— START —

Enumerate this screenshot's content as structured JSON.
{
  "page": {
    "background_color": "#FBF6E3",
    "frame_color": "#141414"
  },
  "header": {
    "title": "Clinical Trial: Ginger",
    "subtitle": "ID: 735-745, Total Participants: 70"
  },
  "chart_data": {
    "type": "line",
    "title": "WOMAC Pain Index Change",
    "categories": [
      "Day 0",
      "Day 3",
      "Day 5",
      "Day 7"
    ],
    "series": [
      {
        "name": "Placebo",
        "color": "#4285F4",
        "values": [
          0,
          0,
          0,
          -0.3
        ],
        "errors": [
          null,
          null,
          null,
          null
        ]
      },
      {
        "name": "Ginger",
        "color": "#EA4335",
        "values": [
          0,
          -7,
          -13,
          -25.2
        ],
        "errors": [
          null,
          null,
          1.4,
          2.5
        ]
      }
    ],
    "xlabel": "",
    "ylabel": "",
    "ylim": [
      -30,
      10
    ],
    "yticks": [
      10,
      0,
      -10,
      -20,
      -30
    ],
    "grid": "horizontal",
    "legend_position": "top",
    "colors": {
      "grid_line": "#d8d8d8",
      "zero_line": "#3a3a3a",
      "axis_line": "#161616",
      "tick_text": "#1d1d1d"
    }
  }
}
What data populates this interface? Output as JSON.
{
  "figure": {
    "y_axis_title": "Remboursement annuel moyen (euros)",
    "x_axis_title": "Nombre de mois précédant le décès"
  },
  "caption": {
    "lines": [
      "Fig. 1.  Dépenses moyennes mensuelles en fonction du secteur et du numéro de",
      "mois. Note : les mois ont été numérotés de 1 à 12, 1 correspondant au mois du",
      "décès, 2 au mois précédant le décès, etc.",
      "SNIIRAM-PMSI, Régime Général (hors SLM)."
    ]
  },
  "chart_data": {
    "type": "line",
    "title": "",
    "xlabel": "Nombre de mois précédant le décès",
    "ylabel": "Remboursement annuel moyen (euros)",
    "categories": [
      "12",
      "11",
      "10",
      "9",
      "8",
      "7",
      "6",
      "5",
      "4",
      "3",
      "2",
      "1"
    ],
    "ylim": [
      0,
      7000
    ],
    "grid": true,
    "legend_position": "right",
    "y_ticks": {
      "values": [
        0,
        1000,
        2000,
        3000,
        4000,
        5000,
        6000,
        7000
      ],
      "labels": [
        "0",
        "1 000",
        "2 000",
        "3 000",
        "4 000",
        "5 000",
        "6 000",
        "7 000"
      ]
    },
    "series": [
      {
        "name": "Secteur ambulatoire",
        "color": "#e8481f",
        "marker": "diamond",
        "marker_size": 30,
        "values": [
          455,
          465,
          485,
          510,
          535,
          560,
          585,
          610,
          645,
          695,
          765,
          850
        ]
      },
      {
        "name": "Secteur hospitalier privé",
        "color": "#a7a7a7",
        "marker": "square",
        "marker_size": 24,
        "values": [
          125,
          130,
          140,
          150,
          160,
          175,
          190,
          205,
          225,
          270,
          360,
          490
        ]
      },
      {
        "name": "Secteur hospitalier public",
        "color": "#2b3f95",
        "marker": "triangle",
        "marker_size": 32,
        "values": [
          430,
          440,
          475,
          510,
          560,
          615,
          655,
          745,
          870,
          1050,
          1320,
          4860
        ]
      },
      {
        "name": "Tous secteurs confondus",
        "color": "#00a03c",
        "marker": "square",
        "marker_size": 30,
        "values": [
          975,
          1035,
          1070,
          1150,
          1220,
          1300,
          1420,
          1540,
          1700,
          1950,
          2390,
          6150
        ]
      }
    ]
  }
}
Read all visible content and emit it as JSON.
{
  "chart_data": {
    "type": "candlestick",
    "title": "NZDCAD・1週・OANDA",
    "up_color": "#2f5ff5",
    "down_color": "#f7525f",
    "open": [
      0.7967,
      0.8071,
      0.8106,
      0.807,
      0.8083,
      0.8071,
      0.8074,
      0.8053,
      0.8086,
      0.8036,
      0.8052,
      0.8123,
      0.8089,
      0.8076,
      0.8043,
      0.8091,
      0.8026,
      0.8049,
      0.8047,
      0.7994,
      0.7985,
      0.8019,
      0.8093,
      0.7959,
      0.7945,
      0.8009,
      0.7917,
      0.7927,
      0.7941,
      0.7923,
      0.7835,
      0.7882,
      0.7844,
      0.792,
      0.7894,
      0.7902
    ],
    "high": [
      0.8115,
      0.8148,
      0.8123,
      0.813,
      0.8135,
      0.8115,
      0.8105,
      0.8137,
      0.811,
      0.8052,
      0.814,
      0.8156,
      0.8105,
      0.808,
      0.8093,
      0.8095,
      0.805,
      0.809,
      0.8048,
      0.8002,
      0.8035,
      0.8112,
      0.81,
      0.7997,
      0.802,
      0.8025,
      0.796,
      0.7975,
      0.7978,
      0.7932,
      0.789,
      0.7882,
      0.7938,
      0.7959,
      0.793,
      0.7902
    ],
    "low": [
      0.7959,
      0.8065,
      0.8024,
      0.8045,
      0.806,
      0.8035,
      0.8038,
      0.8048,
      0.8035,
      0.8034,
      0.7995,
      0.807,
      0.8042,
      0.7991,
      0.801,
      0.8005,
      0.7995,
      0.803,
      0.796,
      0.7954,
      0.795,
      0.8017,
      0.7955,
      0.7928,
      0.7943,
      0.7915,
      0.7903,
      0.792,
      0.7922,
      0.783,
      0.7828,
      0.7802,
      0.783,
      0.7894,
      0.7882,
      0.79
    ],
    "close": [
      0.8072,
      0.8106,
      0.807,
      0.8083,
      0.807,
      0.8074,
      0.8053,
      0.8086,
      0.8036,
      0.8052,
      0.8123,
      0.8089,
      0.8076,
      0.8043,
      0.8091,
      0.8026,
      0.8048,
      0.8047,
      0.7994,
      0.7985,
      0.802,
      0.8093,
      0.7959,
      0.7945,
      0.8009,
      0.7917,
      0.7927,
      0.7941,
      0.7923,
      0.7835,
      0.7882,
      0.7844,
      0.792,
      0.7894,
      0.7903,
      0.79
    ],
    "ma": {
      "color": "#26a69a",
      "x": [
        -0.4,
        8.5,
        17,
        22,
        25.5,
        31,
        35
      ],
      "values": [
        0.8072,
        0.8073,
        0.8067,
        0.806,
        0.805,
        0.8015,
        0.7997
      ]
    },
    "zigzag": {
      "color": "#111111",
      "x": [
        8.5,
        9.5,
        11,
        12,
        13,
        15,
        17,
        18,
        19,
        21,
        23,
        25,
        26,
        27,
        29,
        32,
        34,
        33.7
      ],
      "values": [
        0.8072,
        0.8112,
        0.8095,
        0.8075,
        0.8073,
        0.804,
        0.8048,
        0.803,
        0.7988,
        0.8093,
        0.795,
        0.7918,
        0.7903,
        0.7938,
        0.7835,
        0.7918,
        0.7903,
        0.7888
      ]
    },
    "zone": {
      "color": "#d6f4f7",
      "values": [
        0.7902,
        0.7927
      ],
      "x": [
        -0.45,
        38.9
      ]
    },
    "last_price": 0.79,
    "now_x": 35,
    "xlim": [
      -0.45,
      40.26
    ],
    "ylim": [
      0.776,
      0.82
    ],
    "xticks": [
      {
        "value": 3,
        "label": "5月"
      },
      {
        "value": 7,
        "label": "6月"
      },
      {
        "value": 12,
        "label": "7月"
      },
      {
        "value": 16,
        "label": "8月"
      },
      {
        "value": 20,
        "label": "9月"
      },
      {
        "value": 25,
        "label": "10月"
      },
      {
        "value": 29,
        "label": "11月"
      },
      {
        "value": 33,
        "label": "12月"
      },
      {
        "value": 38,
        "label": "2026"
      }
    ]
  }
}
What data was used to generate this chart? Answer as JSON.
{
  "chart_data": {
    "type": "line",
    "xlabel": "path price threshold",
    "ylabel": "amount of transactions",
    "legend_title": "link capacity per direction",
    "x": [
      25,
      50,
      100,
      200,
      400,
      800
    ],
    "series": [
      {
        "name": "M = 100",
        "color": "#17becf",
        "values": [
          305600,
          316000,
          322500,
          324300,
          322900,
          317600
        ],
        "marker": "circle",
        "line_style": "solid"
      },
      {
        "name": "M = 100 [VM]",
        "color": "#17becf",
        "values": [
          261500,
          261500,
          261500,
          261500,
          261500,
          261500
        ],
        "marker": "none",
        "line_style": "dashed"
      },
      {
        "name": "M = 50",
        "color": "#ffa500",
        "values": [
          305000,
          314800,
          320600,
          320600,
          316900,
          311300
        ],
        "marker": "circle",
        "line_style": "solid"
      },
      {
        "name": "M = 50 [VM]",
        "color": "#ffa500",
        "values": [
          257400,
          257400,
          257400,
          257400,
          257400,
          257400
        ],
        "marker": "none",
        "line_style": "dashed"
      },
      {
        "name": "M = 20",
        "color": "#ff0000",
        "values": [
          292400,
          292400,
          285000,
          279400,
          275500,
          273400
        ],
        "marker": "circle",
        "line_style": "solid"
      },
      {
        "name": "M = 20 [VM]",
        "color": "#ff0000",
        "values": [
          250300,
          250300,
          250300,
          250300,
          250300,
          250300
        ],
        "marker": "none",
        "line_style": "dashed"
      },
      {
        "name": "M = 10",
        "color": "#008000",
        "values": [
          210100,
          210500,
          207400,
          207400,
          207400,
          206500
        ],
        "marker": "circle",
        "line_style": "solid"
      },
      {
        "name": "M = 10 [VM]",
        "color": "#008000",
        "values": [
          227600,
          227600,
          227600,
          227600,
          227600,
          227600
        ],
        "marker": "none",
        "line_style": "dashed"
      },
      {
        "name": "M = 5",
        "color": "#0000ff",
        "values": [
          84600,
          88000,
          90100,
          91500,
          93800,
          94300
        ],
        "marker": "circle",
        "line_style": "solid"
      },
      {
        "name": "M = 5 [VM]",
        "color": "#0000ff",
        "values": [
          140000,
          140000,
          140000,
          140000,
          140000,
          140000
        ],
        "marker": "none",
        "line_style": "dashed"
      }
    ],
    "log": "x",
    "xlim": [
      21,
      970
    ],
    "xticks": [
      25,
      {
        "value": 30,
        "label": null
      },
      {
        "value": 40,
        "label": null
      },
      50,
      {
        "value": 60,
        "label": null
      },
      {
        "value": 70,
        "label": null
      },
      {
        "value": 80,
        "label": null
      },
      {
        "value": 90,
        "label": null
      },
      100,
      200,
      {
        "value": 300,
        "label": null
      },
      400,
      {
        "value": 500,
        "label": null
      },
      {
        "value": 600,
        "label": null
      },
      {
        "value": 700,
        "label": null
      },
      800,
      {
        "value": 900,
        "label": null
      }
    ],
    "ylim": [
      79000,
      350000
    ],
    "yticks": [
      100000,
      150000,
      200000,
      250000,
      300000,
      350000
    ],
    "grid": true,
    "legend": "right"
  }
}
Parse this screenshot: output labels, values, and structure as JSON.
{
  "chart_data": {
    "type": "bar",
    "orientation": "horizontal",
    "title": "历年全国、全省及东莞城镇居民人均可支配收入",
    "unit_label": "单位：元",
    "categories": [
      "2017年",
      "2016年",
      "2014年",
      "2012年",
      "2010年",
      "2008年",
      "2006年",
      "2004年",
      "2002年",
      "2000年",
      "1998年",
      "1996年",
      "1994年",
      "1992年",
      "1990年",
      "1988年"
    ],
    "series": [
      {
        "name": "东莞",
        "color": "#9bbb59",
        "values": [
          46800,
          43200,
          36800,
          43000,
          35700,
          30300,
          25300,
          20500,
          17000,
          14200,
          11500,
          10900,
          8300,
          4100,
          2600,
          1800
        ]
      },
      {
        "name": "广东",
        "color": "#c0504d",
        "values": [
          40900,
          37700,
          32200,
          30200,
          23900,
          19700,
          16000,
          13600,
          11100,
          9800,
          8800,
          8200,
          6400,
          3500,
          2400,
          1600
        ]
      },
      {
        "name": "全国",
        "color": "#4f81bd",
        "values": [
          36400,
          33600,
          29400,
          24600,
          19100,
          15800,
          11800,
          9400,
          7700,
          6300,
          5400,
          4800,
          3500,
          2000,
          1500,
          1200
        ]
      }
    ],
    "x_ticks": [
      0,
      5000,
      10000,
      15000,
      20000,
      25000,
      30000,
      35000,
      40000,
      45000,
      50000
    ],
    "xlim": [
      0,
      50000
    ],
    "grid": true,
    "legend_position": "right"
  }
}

— END —

#### [Aim of the task]
Pick out lines containing the word "précédant", each one as written.

#### [Answer below]
    "x_axis_title": "Nombre de mois précédant le décès"
      "décès, 2 au mois précédant le décès, etc.",
    "xlabel": "Nombre de mois précédant le décès",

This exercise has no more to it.